Requirement ▸
Every line below that holds the string "CLASSROOM" should be copied out.

Records about charts and figures
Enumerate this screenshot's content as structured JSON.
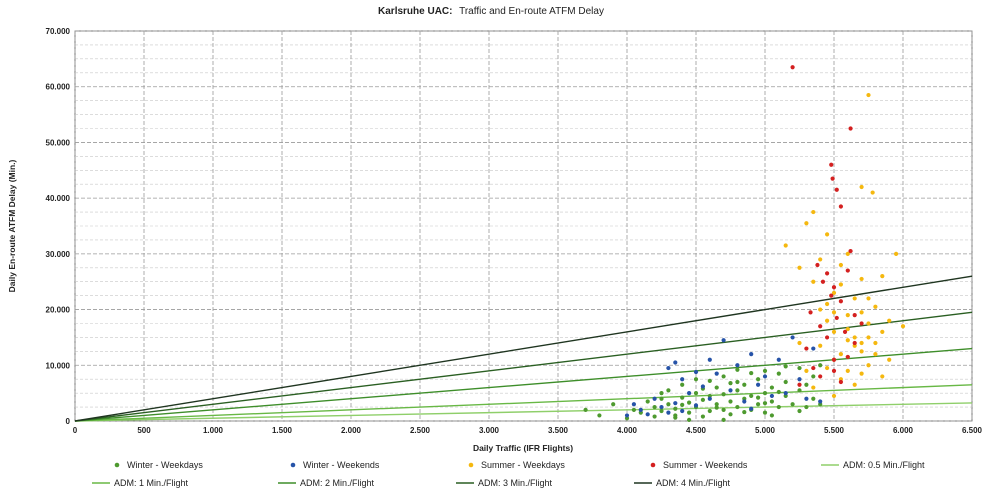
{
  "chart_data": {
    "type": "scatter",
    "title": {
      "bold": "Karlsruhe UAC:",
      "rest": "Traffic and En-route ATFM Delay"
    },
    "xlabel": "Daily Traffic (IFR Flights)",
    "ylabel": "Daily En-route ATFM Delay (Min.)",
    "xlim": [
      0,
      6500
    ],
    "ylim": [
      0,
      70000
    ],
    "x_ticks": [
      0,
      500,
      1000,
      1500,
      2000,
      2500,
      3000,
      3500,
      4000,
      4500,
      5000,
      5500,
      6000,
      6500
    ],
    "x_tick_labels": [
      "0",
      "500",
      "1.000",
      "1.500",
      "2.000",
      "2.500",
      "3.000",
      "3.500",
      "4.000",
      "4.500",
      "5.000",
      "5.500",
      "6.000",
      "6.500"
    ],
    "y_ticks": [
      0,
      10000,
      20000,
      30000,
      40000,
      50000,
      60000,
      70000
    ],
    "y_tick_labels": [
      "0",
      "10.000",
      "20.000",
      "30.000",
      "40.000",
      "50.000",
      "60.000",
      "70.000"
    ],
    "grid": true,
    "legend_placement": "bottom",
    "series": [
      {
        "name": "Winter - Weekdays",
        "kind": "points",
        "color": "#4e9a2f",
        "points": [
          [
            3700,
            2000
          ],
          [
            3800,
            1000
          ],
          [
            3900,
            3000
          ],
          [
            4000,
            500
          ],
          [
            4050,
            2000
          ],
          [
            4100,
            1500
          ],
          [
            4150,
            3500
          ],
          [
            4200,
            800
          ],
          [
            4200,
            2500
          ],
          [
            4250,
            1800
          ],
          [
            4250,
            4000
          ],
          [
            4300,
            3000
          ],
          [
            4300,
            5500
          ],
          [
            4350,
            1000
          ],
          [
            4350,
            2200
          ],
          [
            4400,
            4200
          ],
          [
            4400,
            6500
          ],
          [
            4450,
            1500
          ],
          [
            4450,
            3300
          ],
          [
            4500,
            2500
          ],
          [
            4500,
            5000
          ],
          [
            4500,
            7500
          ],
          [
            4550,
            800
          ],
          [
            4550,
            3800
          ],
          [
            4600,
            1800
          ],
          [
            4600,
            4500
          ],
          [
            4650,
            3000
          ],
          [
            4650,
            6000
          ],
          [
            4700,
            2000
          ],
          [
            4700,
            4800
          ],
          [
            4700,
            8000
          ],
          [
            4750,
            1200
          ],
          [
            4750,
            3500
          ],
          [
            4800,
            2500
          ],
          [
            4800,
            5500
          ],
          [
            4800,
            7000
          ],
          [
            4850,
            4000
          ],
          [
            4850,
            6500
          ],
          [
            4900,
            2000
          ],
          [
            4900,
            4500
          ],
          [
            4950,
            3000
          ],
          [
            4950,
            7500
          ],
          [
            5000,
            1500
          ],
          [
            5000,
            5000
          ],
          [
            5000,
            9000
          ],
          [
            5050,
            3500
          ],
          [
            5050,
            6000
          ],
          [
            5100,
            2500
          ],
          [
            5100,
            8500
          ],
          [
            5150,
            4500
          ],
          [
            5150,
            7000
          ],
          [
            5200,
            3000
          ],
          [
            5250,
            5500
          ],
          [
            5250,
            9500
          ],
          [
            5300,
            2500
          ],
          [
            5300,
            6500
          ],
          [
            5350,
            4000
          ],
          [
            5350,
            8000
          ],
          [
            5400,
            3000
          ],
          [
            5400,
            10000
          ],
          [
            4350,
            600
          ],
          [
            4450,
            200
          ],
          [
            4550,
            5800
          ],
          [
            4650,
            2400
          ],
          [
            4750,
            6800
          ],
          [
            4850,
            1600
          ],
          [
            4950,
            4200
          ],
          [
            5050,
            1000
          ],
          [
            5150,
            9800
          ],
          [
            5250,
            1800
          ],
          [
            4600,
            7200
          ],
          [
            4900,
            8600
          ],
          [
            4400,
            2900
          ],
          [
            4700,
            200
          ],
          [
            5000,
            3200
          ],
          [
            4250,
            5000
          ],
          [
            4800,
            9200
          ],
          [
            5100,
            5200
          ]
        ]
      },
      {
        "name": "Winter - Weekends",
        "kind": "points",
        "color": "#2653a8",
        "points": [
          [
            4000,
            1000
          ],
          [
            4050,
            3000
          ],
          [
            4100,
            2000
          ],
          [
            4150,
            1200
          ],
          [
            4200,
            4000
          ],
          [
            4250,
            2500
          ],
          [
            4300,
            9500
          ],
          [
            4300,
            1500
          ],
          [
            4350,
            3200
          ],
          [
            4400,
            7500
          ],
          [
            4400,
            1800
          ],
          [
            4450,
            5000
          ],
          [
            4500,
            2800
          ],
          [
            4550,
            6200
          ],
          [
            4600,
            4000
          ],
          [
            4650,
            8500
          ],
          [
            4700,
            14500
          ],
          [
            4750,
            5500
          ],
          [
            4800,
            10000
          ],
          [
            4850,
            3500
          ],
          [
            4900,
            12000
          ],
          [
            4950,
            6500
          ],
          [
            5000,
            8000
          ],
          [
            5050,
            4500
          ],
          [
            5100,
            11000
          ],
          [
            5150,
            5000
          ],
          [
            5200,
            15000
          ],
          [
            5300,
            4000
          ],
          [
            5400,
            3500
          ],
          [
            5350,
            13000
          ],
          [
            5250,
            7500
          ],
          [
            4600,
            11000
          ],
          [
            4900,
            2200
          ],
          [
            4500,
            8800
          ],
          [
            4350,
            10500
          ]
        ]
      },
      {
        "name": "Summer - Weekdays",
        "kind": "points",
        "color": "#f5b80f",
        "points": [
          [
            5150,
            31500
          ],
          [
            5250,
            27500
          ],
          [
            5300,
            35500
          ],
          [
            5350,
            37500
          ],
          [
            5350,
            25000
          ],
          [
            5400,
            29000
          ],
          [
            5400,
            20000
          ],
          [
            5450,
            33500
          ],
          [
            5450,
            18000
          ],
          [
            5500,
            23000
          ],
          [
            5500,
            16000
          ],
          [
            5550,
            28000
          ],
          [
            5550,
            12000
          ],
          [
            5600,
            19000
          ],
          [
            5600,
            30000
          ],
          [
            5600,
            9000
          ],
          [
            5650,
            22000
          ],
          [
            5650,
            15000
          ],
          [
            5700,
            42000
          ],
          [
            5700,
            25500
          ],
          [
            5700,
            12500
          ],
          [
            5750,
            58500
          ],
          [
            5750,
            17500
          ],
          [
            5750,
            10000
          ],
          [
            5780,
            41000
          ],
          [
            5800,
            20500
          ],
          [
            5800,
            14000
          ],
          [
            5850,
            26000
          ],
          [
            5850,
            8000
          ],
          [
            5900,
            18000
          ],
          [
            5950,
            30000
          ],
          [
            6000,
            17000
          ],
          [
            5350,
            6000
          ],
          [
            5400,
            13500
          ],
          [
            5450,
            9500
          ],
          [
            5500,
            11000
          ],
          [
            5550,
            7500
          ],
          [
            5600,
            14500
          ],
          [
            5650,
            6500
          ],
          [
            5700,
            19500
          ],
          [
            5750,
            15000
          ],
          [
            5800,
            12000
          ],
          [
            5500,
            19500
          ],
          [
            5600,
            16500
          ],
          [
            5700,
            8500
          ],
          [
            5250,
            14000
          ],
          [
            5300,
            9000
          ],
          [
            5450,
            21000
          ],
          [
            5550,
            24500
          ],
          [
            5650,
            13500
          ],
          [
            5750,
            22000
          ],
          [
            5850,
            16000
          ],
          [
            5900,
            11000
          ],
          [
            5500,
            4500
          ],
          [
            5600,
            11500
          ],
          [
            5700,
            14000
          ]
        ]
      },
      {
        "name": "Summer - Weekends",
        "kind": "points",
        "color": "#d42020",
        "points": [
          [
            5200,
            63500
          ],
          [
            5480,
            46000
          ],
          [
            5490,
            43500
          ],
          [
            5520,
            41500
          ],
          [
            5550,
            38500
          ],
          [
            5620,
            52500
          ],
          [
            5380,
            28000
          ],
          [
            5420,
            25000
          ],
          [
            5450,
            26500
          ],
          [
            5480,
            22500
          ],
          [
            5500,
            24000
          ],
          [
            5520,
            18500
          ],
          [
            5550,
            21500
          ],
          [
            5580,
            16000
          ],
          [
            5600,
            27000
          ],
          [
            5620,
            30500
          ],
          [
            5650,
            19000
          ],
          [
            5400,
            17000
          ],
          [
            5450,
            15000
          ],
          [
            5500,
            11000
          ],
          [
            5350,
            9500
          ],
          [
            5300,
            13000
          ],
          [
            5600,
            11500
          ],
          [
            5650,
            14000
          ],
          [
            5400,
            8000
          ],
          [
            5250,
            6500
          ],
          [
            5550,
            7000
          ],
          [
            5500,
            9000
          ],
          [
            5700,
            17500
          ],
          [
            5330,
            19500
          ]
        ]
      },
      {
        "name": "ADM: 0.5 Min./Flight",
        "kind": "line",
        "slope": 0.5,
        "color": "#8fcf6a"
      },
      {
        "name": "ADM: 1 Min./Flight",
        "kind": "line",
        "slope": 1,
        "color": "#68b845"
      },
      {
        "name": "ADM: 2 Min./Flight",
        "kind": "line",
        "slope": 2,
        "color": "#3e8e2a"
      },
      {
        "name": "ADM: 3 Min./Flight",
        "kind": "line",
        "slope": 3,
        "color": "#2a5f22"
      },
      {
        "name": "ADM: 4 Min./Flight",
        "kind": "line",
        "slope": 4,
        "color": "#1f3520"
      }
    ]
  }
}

...

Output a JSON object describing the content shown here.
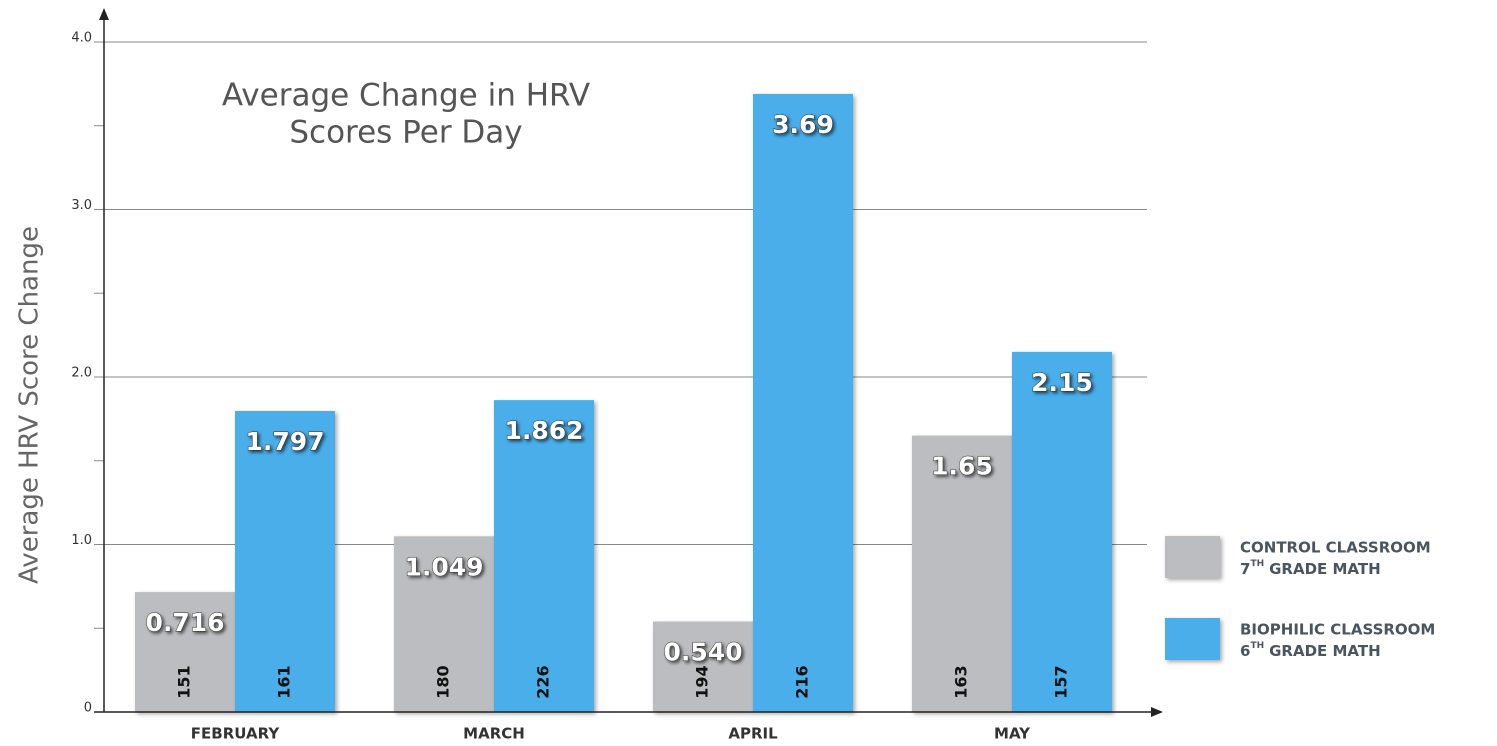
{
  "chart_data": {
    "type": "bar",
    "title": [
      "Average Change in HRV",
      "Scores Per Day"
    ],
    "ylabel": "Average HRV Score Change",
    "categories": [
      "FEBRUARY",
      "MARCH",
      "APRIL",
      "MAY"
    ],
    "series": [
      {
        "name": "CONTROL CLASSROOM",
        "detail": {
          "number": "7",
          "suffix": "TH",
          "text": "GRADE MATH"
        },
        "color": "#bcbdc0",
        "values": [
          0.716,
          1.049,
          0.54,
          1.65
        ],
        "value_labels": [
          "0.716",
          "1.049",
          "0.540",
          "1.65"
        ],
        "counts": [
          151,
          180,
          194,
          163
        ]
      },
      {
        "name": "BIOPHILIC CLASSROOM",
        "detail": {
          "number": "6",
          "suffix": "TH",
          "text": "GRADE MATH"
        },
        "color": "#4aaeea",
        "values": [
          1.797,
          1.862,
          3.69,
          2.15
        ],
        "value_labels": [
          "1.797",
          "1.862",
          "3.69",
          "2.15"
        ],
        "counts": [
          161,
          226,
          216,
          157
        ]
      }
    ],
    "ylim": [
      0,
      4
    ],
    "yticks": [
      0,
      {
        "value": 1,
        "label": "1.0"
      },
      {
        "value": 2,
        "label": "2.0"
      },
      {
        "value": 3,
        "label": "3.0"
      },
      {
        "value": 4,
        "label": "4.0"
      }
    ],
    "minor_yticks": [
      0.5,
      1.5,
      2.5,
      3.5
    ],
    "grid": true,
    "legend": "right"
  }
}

Answer ▸
        "name": "CONTROL CLASSROOM",
        "name": "BIOPHILIC CLASSROOM",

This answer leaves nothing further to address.